Stored data entries -

*-*-*

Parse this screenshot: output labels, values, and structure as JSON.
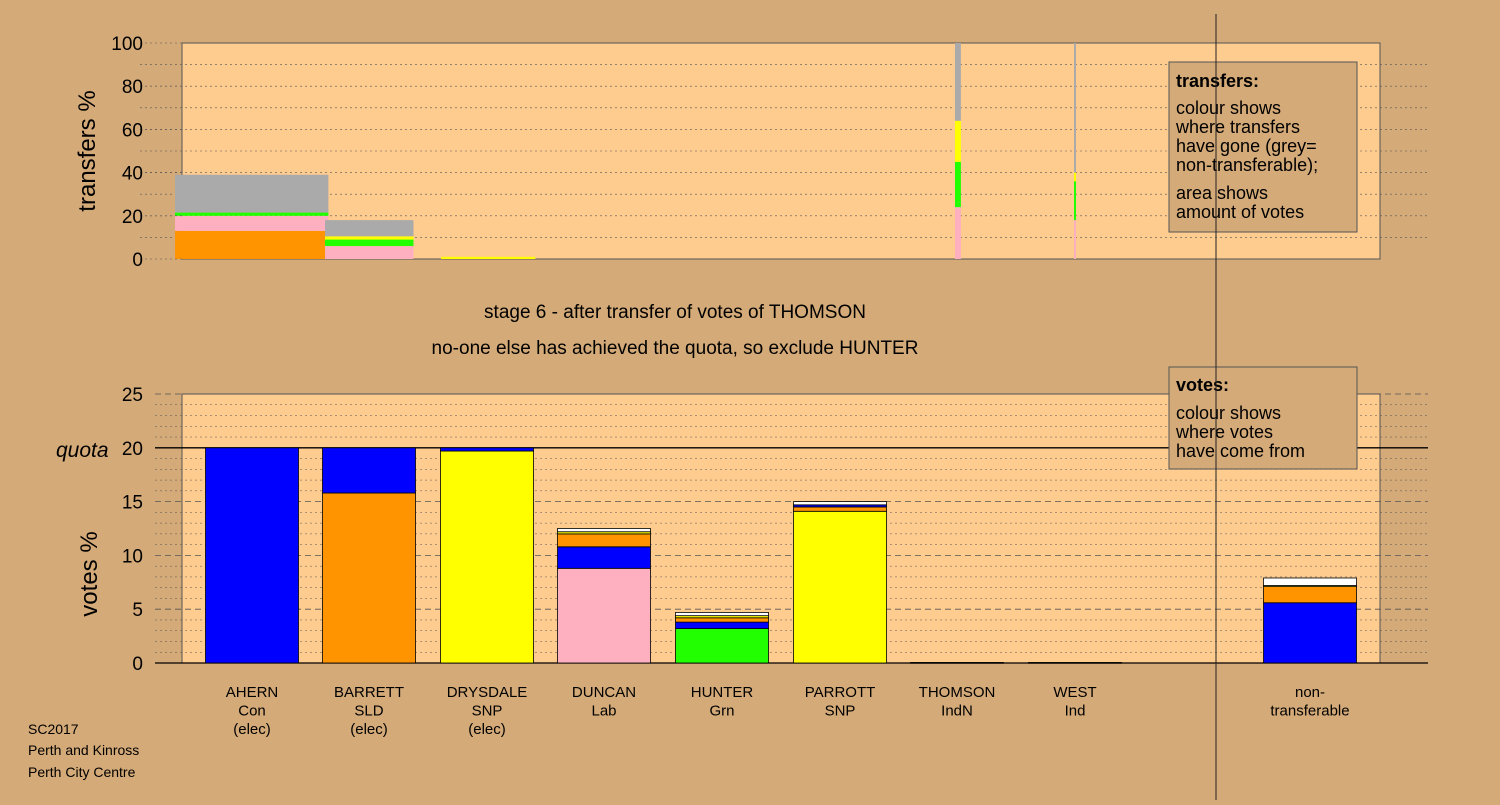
{
  "colors": {
    "background": "#d4aa78",
    "plot_area": "#ffcc8f",
    "Con": "#0000ff",
    "SLD": "#ff9300",
    "SNP": "#ffff00",
    "Lab": "#ffb0c0",
    "Grn": "#22ff00",
    "Ind": "#ffffff",
    "IndN": "#000000",
    "non_transferable": "#aaaaaa"
  },
  "stage_text": {
    "line1": "stage 6 - after transfer of votes of THOMSON",
    "line2": "no-one else has achieved the quota, so exclude HUNTER"
  },
  "footer": [
    "SC2017",
    "Perth and Kinross",
    "Perth City Centre"
  ],
  "transfers_legend": {
    "title": "transfers:",
    "lines": [
      "colour shows",
      "where transfers",
      "have gone (grey=",
      "non-transferable);",
      "area shows",
      "amount of votes"
    ]
  },
  "votes_legend": {
    "title": "votes:",
    "lines": [
      "colour shows",
      "where votes",
      "have come from"
    ]
  },
  "chart_data": [
    {
      "type": "bar",
      "title": "transfers",
      "ylabel": "transfers %",
      "ylim": [
        0,
        100
      ],
      "yticks": [
        0,
        20,
        40,
        60,
        80,
        100
      ],
      "grid": true,
      "note": "stacked transfer percentages; bar width proportional to votes transferred",
      "bars": [
        {
          "candidate": "AHERN",
          "relative_width": 1.3,
          "segments": [
            {
              "party": "SLD",
              "value": 13
            },
            {
              "party": "Lab",
              "value": 7
            },
            {
              "party": "Grn",
              "value": 1.5
            },
            {
              "party": "non_transferable",
              "value": 17.5
            }
          ]
        },
        {
          "candidate": "BARRETT",
          "relative_width": 0.75,
          "segments": [
            {
              "party": "Lab",
              "value": 6
            },
            {
              "party": "Grn",
              "value": 3
            },
            {
              "party": "SNP",
              "value": 1.5
            },
            {
              "party": "non_transferable",
              "value": 7.5
            }
          ]
        },
        {
          "candidate": "DRYSDALE",
          "relative_width": 0.8,
          "segments": [
            {
              "party": "SNP",
              "value": 1
            }
          ]
        },
        {
          "candidate": "THOMSON",
          "relative_width": 0.05,
          "segments": [
            {
              "party": "Lab",
              "value": 24
            },
            {
              "party": "Grn",
              "value": 21
            },
            {
              "party": "SNP",
              "value": 19
            },
            {
              "party": "non_transferable",
              "value": 36
            }
          ]
        },
        {
          "candidate": "WEST",
          "relative_width": 0.015,
          "segments": [
            {
              "party": "Lab",
              "value": 18
            },
            {
              "party": "Grn",
              "value": 18
            },
            {
              "party": "SNP",
              "value": 4
            },
            {
              "party": "non_transferable",
              "value": 60
            }
          ]
        }
      ]
    },
    {
      "type": "bar",
      "title": "votes",
      "ylabel": "votes %",
      "ylim": [
        0,
        25
      ],
      "yticks": [
        0,
        5,
        10,
        15,
        20,
        25
      ],
      "quota": 20,
      "quota_label": "quota",
      "grid": true,
      "categories": [
        {
          "name": "AHERN",
          "party": "Con",
          "status": "(elec)"
        },
        {
          "name": "BARRETT",
          "party": "SLD",
          "status": "(elec)"
        },
        {
          "name": "DRYSDALE",
          "party": "SNP",
          "status": "(elec)"
        },
        {
          "name": "DUNCAN",
          "party": "Lab",
          "status": ""
        },
        {
          "name": "HUNTER",
          "party": "Grn",
          "status": ""
        },
        {
          "name": "PARROTT",
          "party": "SNP",
          "status": ""
        },
        {
          "name": "THOMSON",
          "party": "IndN",
          "status": ""
        },
        {
          "name": "WEST",
          "party": "Ind",
          "status": ""
        }
      ],
      "nontransferable_label": [
        "non-",
        "transferable"
      ],
      "stacks": [
        [
          {
            "party": "Con",
            "value": 20
          }
        ],
        [
          {
            "party": "SLD",
            "value": 15.8
          },
          {
            "party": "Con",
            "value": 4.2
          }
        ],
        [
          {
            "party": "SNP",
            "value": 19.7
          },
          {
            "party": "Con",
            "value": 0.3
          }
        ],
        [
          {
            "party": "Lab",
            "value": 8.8
          },
          {
            "party": "Con",
            "value": 2.0
          },
          {
            "party": "SLD",
            "value": 1.2
          },
          {
            "party": "SNP",
            "value": 0.2
          },
          {
            "party": "Ind",
            "value": 0.3
          }
        ],
        [
          {
            "party": "Grn",
            "value": 3.2
          },
          {
            "party": "Con",
            "value": 0.6
          },
          {
            "party": "SLD",
            "value": 0.4
          },
          {
            "party": "SNP",
            "value": 0.2
          },
          {
            "party": "Ind",
            "value": 0.3
          }
        ],
        [
          {
            "party": "SNP",
            "value": 14.1
          },
          {
            "party": "SLD",
            "value": 0.4
          },
          {
            "party": "Con",
            "value": 0.2
          },
          {
            "party": "Ind",
            "value": 0.3
          }
        ],
        [
          {
            "party": "IndN",
            "value": 0.05
          }
        ],
        [
          {
            "party": "Ind",
            "value": 0.05
          }
        ]
      ],
      "nontransferable": [
        {
          "party": "Con",
          "value": 5.6
        },
        {
          "party": "SLD",
          "value": 1.5
        },
        {
          "party": "SNP",
          "value": 0.1
        },
        {
          "party": "Ind",
          "value": 0.7
        }
      ]
    }
  ]
}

*-*-*

THE REQUEST - Copy every single line of the material above that holds "title".

TASK OUTPUT -
    "title": "transfers:",
    "title": "votes:",
      "title": "transfers",
      "title": "votes",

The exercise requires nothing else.